Write out every line of the material as it stands, apart from the pictures.
#####
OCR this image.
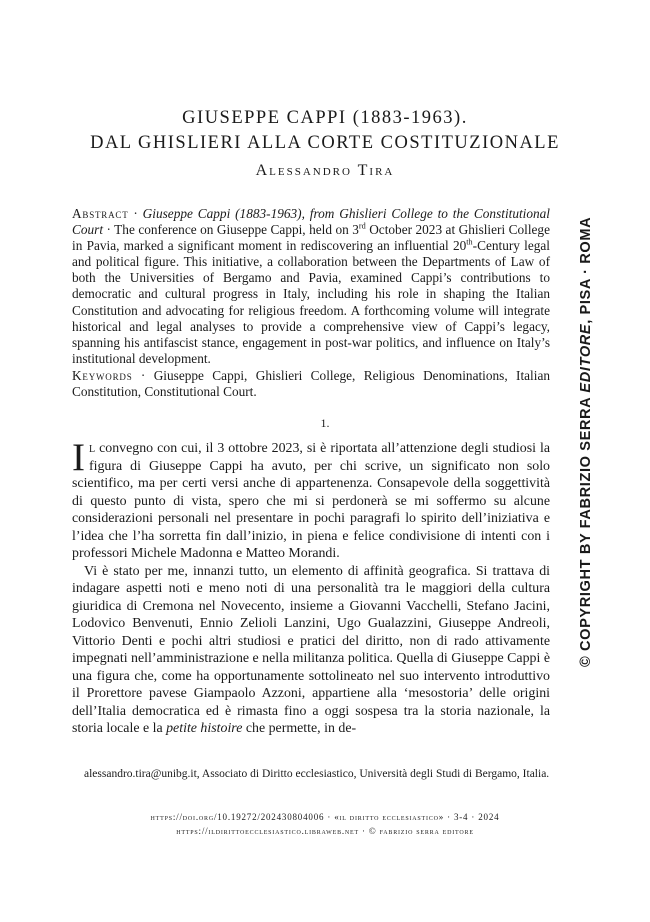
GIUSEPPE CAPPI (1883-1963).
DAL GHISLIERI ALLA CORTE COSTITUZIONALE
Alessandro Tira

Abstract · Giuseppe Cappi (1883-1963), from Ghislieri College to the Constitutional Court · The conference on Giuseppe Cappi, held on 3rd October 2023 at Ghislieri College in Pavia, marked a significant moment in rediscovering an influential 20th-Century legal and political figure. This initiative, a collaboration between the Departments of Law of both the Universities of Bergamo and Pavia, examined Cappi’s contributions to democratic and cultural progress in Italy, including his role in shaping the Italian Constitution and advocating for religious freedom. A forthcoming volume will integrate historical and legal analyses to provide a comprehensive view of Cappi’s legacy, spanning his antifascist stance, engagement in post-war politics, and influence on Italy’s institutional development.

Keywords · Giuseppe Cappi, Ghislieri College, Religious Denominations, Italian Constitution, Constitutional Court.

1.

Il convegno con cui, il 3 ottobre 2023, si è riportata all’attenzione degli studiosi la figura di Giuseppe Cappi ha avuto, per chi scrive, un significato non solo scientifico, ma per certi versi anche di appartenenza. Consapevole della soggettività di questo punto di vista, spero che mi si perdonerà se mi soffermo su alcune considerazioni personali nel presentare in pochi paragrafi lo spirito dell’iniziativa e l’idea che l’ha sorretta fin dall’inizio, in piena e felice condivisione di intenti con i professori Michele Madonna e Matteo Morandi.

Vi è stato per me, innanzi tutto, un elemento di affinità geografica. Si trattava di indagare aspetti noti e meno noti di una personalità tra le maggiori della cultura giuridica di Cremona nel Novecento, insieme a Giovanni Vacchelli, Stefano Jacini, Lodovico Benvenuti, Ennio Zelioli Lanzini, Ugo Gualazzini, Giuseppe Andreoli, Vittorio Denti e pochi altri studiosi e pratici del diritto, non di rado attivamente impegnati nell’amministrazione e nella militanza politica. Quella di Giuseppe Cappi è una figura che, come ha opportunamente sottolineato nel suo intervento introduttivo il Prorettore pavese Giampaolo Azzoni, appartiene alla ‘mesostoria’ delle origini dell’Italia democratica ed è rimasta fino a oggi sospesa tra la storia nazionale, la storia locale e la petite histoire che permette, in de-

alessandro.tira@unibg.it, Associato di Diritto ecclesiastico, Università degli Studi di Bergamo, Italia.
https://doi.org/10.19272/202430804006 · «il diritto ecclesiastico» · 3-4 · 2024
https://ildirittoecclesiastico.libraweb.net · © fabrizio serra editore
© COPYRIGHT BY FABRIZIO SERRA EDITORE, PISA · ROMA
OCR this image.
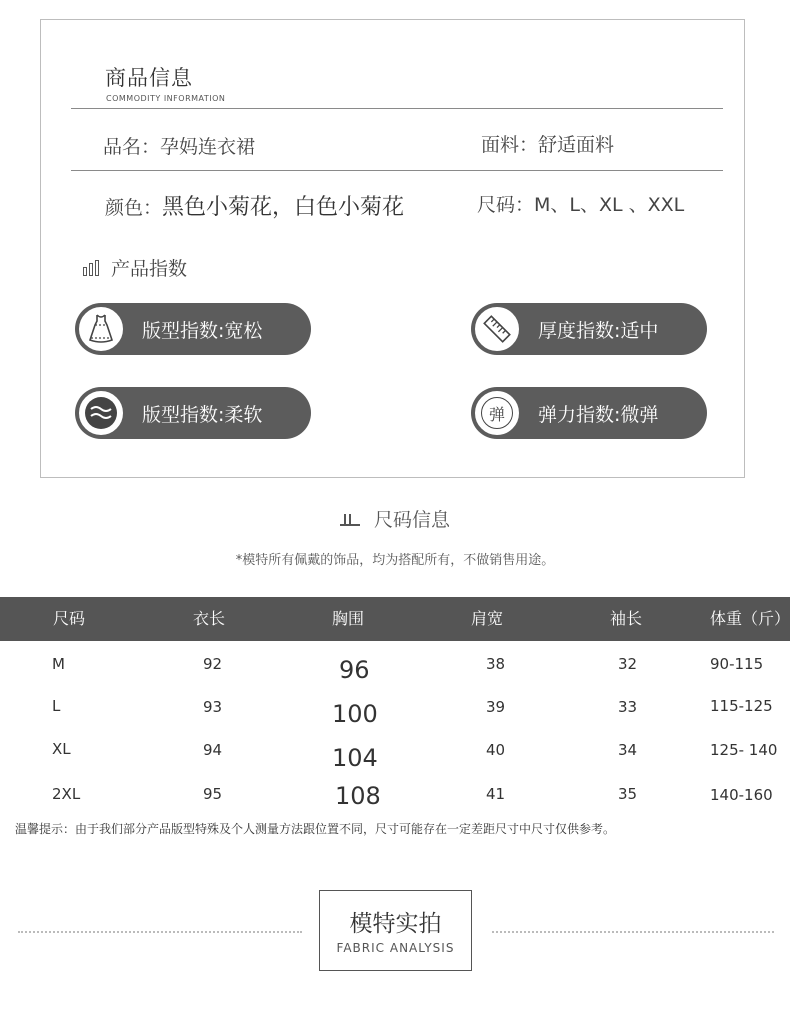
商品信息
COMMODITY INFORMATION
品名：孕妈连衣裙	面料：舒适面料
颜色：黑色小菊花，白色小菊花	尺码：M、L、XL 、XXL
产品指数
版型指数:宽松	厚度指数:适中
版型指数:柔软	弹	弹力指数:微弹
尺码信息
*模特所有佩戴的饰品，均为搭配所有，不做销售用途。
尺码	衣长	胸围	肩宽	袖长	体重（斤）
M	92	96	38	32	90-115
L	93	100	39	33	115-125
XL	94	104	40	34	125- 140
2XL	95	108	41	35	140-160
温馨提示：由于我们部分产品版型特殊及个人测量方法跟位置不同，尺寸可能存在一定差距尺寸中尺寸仅供参考。
模特实拍
FABRIC ANALYSIS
#####
— Response to the task —
OCR this image.
GIUSEPPE CAPPI (1883-1963).
DAL GHISLIERI ALLA CORTE COSTITUZIONALE
Alessandro Tira

Abstract · Giuseppe Cappi (1883-1963), from Ghislieri College to the Constitutional Court · The conference on Giuseppe Cappi, held on 3rd October 2023 at Ghislieri College in Pavia, marked a significant moment in rediscovering an influential 20th-Century legal and political figure. This initiative, a collaboration between the Departments of Law of both the Universities of Bergamo and Pavia, examined Cappi’s contributions to democratic and cultural progress in Italy, including his role in shaping the Italian Constitution and advocating for religious freedom. A forthcoming volume will integrate historical and legal analyses to provide a comprehensive view of Cappi’s legacy, spanning his antifascist stance, engagement in post-war politics, and influence on Italy’s institutional development.

Keywords · Giuseppe Cappi, Ghislieri College, Religious Denominations, Italian Constitution, Constitutional Court.

1.

Il convegno con cui, il 3 ottobre 2023, si è riportata all’attenzione degli studiosi la figura di Giuseppe Cappi ha avuto, per chi scrive, un significato non solo scientifico, ma per certi versi anche di appartenenza. Consapevole della soggettività di questo punto di vista, spero che mi si perdonerà se mi soffermo su alcune considerazioni personali nel presentare in pochi paragrafi lo spirito dell’iniziativa e l’idea che l’ha sorretta fin dall’inizio, in piena e felice condivisione di intenti con i professori Michele Madonna e Matteo Morandi.

Vi è stato per me, innanzi tutto, un elemento di affinità geografica. Si trattava di indagare aspetti noti e meno noti di una personalità tra le maggiori della cultura giuridica di Cremona nel Novecento, insieme a Giovanni Vacchelli, Stefano Jacini, Lodovico Benvenuti, Ennio Zelioli Lanzini, Ugo Gualazzini, Giuseppe Andreoli, Vittorio Denti e pochi altri studiosi e pratici del diritto, non di rado attivamente impegnati nell’amministrazione e nella militanza politica. Quella di Giuseppe Cappi è una figura che, come ha opportunamente sottolineato nel suo intervento introduttivo il Prorettore pavese Giampaolo Azzoni, appartiene alla ‘mesostoria’ delle origini dell’Italia democratica ed è rimasta fino a oggi sospesa tra la storia nazionale, la storia locale e la petite histoire che permette, in de-

alessandro.tira@unibg.it, Associato di Diritto ecclesiastico, Università degli Studi di Bergamo, Italia.
https://doi.org/10.19272/202430804006 · «il diritto ecclesiastico» · 3-4 · 2024
https://ildirittoecclesiastico.libraweb.net · © fabrizio serra editore
© COPYRIGHT BY FABRIZIO SERRA EDITORE, PISA · ROMA
OCR this image.
商品信息
COMMODITY INFORMATION
品名：孕妈连衣裙	面料：舒适面料
颜色：黑色小菊花，白色小菊花	尺码：M、L、XL 、XXL
产品指数
版型指数:宽松	厚度指数:适中
版型指数:柔软	弹	弹力指数:微弹
尺码信息
*模特所有佩戴的饰品，均为搭配所有，不做销售用途。
尺码	衣长	胸围	肩宽	袖长	体重（斤）
M	92	96	38	32	90-115
L	93	100	39	33	115-125
XL	94	104	40	34	125- 140
2XL	95	108	41	35	140-160
温馨提示：由于我们部分产品版型特殊及个人测量方法跟位置不同，尺寸可能存在一定差距尺寸中尺寸仅供参考。
模特实拍
FABRIC ANALYSIS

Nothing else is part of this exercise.